**Entries**
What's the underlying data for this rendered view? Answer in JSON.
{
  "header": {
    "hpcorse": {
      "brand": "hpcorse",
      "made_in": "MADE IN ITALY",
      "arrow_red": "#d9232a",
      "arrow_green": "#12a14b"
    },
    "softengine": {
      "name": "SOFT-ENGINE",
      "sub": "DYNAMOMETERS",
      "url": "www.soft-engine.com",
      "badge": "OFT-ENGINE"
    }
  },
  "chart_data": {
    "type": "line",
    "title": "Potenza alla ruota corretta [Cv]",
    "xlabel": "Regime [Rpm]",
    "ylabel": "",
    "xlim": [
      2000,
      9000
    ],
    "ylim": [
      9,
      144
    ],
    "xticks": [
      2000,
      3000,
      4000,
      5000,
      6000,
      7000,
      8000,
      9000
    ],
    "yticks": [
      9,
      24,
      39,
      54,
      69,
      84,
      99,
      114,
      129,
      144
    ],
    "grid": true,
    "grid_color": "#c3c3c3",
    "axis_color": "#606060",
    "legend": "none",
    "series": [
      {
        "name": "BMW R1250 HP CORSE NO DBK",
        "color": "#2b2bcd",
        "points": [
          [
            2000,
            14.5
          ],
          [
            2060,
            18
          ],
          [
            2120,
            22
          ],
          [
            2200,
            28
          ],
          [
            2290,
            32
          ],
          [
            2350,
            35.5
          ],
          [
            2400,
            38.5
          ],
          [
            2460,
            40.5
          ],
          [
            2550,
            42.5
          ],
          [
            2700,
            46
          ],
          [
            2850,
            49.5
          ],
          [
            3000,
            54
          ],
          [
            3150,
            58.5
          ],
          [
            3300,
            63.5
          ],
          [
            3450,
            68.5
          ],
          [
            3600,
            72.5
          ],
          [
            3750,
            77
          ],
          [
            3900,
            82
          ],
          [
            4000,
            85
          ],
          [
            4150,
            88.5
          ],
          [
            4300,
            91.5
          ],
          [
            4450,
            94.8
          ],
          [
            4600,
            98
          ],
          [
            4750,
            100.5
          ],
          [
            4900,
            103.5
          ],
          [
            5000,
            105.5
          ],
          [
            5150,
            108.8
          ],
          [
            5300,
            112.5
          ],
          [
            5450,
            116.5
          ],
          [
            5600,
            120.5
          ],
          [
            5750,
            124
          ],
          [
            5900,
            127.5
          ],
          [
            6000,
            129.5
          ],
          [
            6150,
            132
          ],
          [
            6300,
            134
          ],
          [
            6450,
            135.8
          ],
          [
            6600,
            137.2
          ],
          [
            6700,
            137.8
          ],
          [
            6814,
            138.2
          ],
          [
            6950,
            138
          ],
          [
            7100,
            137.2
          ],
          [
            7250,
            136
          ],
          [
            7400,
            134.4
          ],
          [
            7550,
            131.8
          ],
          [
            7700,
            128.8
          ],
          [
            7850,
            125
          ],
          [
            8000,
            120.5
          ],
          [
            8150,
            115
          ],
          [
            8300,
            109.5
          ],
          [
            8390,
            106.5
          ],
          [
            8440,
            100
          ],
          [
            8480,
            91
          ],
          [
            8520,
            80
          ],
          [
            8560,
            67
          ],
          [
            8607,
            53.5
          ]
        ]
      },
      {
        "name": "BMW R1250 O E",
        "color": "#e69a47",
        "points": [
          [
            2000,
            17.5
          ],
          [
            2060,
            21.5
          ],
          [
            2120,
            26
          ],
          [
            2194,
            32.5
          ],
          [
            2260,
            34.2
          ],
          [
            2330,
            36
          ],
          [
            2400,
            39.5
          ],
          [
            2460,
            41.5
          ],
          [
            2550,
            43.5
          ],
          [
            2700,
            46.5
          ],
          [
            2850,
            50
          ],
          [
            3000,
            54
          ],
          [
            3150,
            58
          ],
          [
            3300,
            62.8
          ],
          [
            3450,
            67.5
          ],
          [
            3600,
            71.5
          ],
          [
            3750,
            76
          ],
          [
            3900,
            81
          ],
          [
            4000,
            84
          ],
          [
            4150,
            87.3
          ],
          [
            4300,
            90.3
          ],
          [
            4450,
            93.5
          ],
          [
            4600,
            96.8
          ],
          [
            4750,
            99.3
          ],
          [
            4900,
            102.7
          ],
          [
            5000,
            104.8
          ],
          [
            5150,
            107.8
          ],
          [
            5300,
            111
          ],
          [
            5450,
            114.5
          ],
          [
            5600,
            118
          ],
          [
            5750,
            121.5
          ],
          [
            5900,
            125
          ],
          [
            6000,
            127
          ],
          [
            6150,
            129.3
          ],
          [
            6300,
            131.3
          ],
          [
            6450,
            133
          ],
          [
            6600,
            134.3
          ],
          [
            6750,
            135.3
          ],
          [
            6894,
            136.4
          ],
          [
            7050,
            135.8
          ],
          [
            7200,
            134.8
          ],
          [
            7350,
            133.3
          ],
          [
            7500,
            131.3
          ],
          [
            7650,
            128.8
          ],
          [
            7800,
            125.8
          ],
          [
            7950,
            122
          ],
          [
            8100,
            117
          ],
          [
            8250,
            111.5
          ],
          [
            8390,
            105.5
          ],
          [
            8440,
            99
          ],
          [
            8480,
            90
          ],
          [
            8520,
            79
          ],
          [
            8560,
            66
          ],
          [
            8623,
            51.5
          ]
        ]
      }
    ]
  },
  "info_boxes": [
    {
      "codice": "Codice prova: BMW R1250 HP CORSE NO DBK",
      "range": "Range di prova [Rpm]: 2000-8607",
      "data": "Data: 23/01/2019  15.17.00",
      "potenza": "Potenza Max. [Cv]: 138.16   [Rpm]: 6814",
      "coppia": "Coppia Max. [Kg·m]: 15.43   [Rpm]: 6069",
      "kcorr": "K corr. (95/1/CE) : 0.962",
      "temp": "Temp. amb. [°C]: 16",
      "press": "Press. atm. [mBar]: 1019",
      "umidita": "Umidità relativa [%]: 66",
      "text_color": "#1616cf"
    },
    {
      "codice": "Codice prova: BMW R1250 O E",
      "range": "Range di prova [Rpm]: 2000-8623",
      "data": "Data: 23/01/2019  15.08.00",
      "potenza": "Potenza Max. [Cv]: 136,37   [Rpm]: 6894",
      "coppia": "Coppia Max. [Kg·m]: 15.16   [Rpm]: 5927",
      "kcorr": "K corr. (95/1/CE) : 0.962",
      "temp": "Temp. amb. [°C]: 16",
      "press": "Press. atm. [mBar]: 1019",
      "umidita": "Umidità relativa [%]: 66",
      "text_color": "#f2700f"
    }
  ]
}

**Given request**
Some lines of the records may hold the word "Range". How many do? Answer with a number and nothing else.

**Response to this exercise**
2